━━━ MATERIAL SHOWN ━━━
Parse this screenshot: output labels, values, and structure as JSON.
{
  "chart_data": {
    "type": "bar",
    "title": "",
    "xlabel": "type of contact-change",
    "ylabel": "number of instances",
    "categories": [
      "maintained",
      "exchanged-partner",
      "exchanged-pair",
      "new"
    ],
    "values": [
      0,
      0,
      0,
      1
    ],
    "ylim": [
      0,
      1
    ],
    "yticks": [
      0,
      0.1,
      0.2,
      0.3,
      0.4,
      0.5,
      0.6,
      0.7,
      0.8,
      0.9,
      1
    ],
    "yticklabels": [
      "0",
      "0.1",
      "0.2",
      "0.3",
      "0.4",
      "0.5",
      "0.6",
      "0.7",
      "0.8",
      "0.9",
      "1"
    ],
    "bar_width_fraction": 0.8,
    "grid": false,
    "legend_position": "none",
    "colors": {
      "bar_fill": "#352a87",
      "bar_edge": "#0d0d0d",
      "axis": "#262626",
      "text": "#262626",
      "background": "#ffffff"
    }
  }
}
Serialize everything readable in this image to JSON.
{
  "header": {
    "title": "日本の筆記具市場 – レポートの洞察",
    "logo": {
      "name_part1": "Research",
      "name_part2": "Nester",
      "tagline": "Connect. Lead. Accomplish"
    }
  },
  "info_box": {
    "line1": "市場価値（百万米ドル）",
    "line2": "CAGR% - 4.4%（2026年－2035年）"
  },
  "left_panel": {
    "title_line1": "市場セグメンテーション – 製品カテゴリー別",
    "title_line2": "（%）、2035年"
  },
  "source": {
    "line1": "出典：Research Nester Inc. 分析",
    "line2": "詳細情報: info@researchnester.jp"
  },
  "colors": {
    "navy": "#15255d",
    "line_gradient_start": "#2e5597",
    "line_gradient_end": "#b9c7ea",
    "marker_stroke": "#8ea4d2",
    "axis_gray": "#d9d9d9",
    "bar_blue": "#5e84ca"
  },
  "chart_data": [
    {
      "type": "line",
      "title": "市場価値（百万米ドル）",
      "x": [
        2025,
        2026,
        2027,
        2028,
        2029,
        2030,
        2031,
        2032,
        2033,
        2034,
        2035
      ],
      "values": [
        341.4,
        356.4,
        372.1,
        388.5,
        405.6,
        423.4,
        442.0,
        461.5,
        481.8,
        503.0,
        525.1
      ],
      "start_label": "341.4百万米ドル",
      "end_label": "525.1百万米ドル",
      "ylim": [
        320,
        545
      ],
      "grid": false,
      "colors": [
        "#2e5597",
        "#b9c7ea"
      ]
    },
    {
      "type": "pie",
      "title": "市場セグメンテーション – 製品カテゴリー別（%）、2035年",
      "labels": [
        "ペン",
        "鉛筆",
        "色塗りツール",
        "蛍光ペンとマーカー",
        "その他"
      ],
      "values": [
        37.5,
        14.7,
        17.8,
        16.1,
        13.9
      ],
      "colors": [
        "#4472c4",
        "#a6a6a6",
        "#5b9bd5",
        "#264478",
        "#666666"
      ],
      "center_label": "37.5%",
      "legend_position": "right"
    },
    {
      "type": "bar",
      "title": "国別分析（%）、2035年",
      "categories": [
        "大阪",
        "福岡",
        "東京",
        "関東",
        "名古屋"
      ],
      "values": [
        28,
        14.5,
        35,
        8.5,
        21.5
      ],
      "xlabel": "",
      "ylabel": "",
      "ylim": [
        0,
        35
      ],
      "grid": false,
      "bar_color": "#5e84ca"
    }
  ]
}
━━━
● GIVEN EXERCISE
Show all lines in the entries above where the string "市場セグメンテーション" appears.

● RIGHT ANSWER
    "title_line1": "市場セグメンテーション – 製品カテゴリー別",
      "title": "市場セグメンテーション – 製品カテゴリー別（%）、2035年",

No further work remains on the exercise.